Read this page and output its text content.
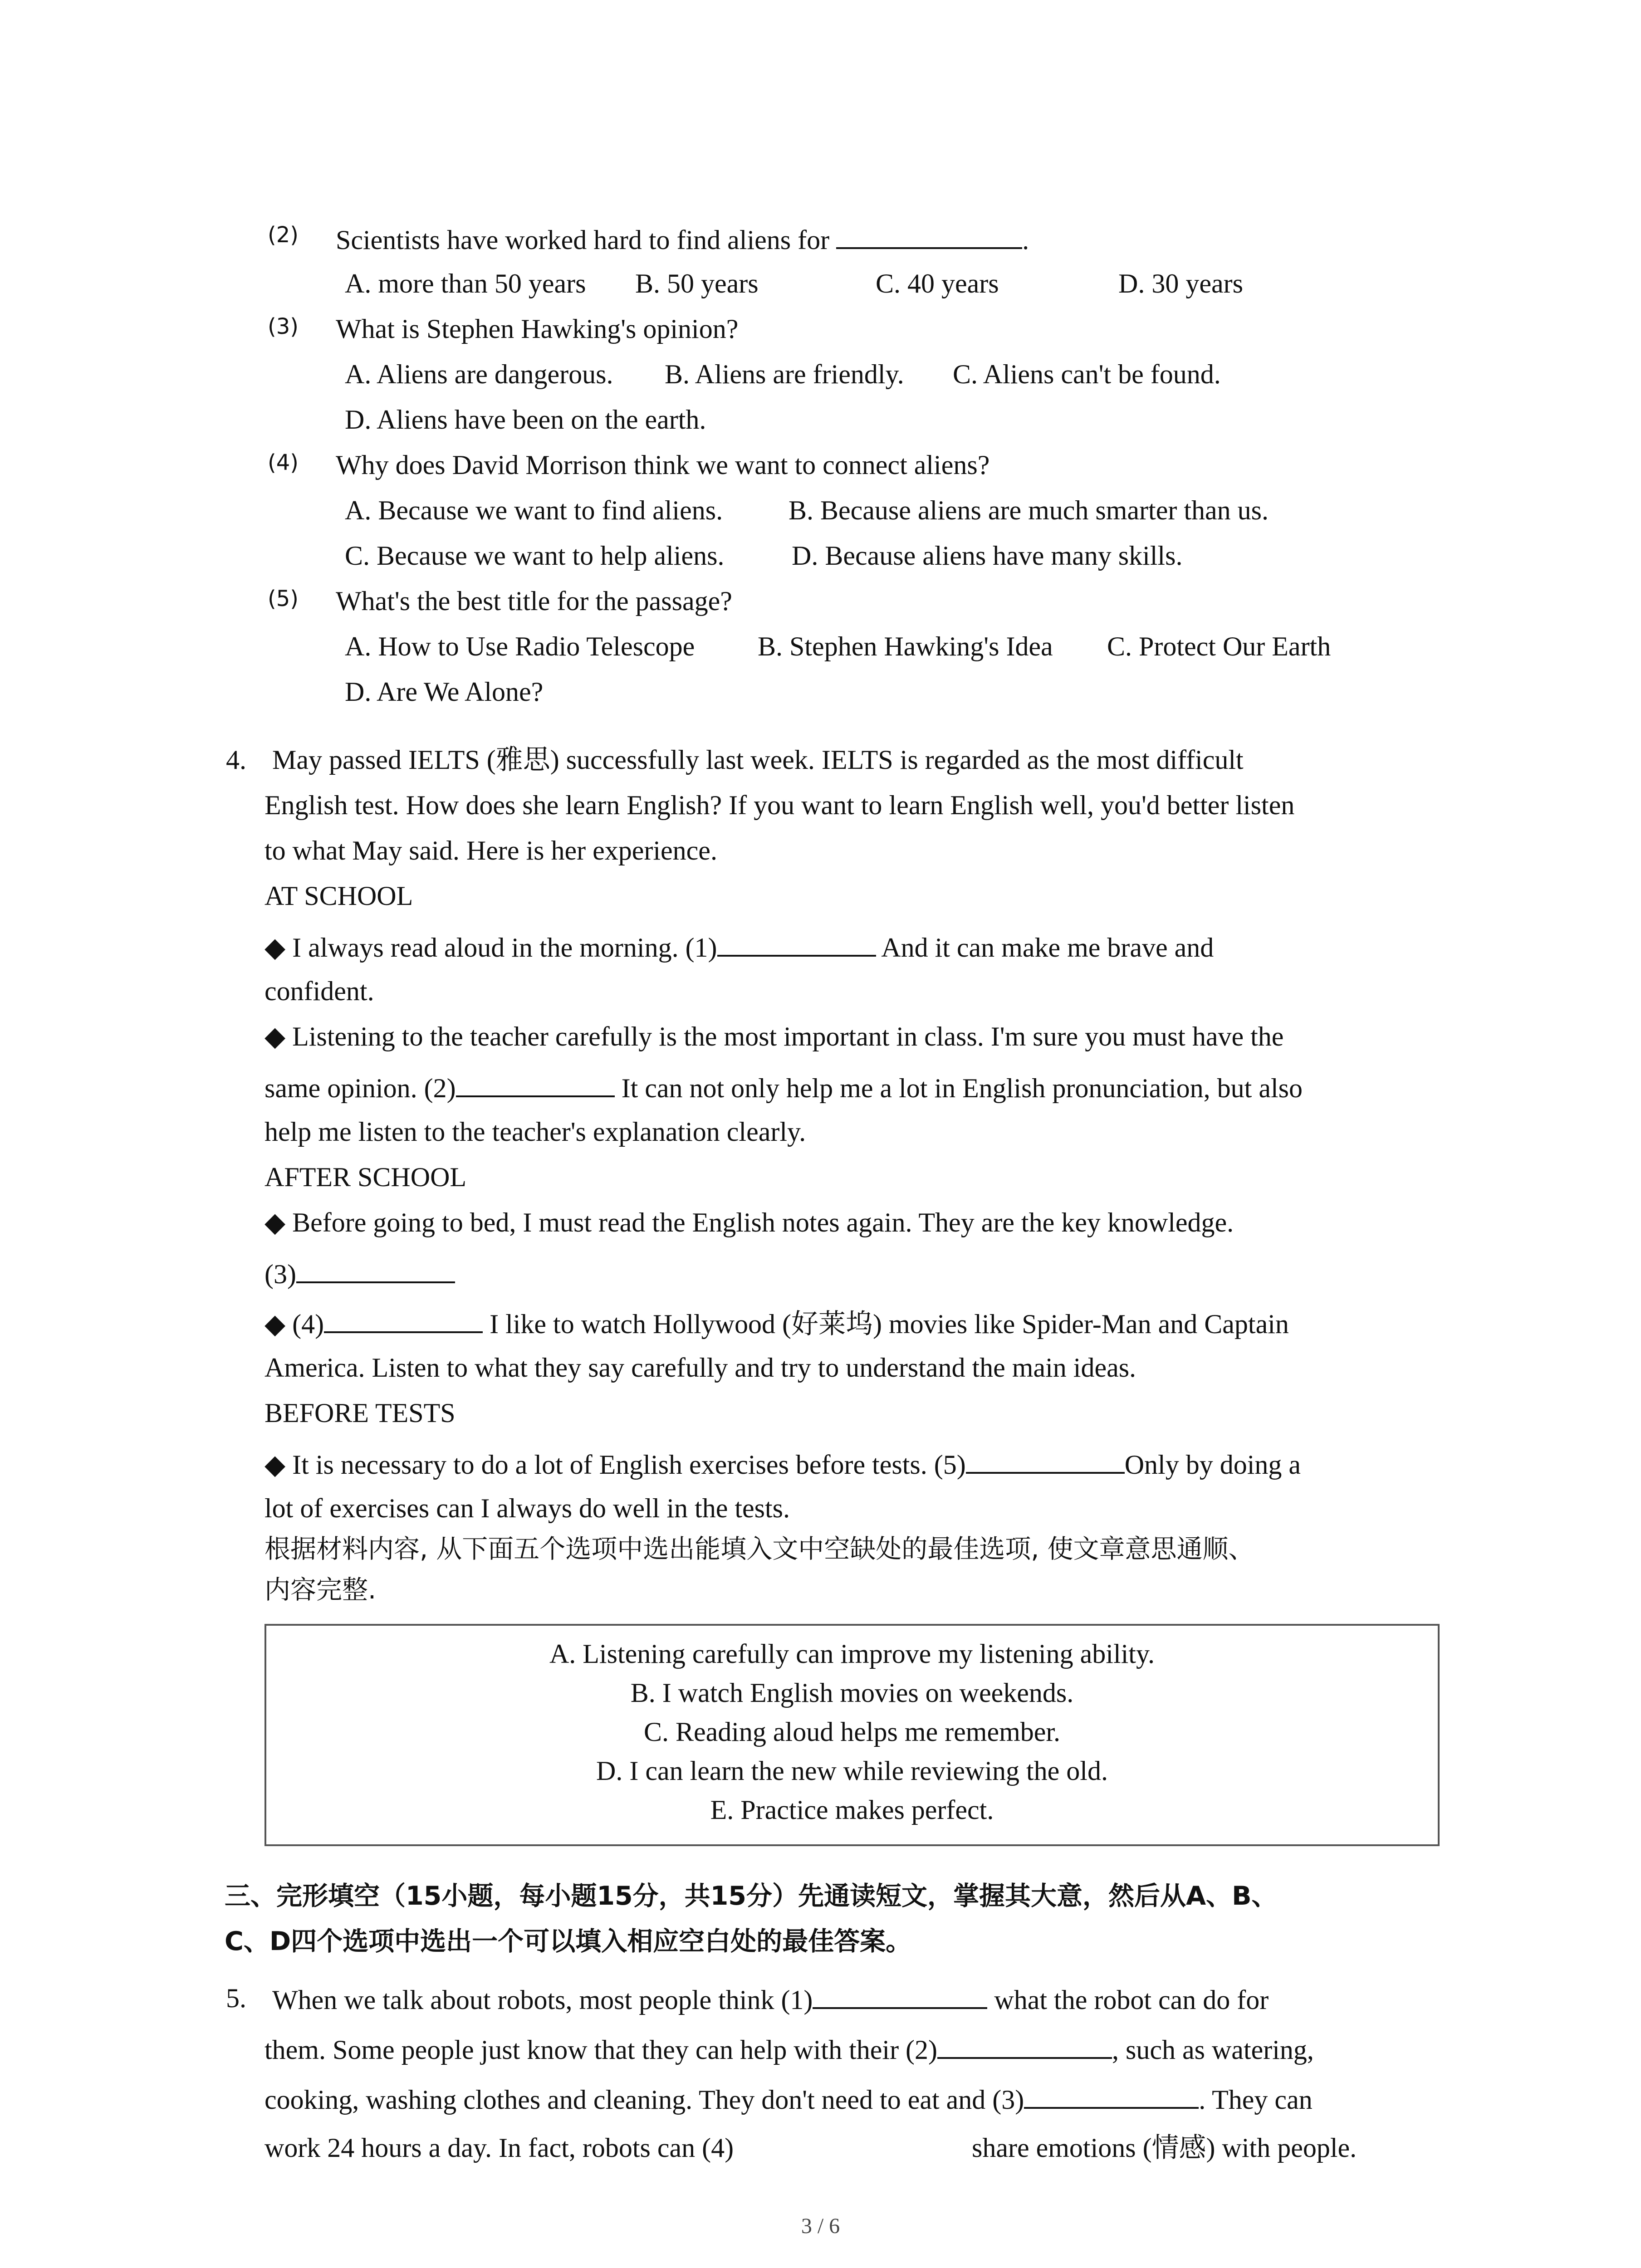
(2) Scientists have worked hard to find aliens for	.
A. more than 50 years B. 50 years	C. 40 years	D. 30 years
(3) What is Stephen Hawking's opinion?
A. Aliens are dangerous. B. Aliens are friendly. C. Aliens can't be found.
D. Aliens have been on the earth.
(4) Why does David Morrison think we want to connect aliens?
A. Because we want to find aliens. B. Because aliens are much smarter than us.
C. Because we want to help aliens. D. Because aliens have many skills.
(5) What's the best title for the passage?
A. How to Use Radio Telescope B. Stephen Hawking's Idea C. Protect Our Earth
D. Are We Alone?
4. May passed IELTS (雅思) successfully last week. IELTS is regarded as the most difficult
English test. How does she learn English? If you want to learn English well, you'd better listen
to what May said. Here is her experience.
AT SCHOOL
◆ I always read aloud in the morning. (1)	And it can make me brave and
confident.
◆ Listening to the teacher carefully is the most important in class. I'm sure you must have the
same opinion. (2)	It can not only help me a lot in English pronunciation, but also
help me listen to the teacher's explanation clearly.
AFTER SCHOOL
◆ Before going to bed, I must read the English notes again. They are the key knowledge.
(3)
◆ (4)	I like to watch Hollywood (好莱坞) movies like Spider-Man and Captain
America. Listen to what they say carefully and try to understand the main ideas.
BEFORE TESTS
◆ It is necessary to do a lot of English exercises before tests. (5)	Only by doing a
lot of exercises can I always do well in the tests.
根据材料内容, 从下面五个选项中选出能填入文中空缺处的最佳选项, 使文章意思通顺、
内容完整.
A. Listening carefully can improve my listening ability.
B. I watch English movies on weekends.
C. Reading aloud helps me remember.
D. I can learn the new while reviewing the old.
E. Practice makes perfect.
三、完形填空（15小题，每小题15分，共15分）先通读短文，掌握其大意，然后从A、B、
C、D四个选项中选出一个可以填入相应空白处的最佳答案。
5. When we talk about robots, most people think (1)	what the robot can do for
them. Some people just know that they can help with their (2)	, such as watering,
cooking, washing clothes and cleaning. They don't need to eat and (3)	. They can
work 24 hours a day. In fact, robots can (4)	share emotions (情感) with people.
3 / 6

* * *

[PROBLEM REQUIREMENTS]:
Copy each line of the entries that includes the word "English".

[ANSWER TO THIS EXERCISE]:
English test. How does she learn English? If you want to learn English well, you'd better listen
same opinion. (2)	It can not only help me a lot in English pronunciation, but also
◆ Before going to bed, I must read the English notes again. They are the key knowledge.
◆ It is necessary to do a lot of English exercises before tests. (5)	Only by doing a
B. I watch English movies on weekends.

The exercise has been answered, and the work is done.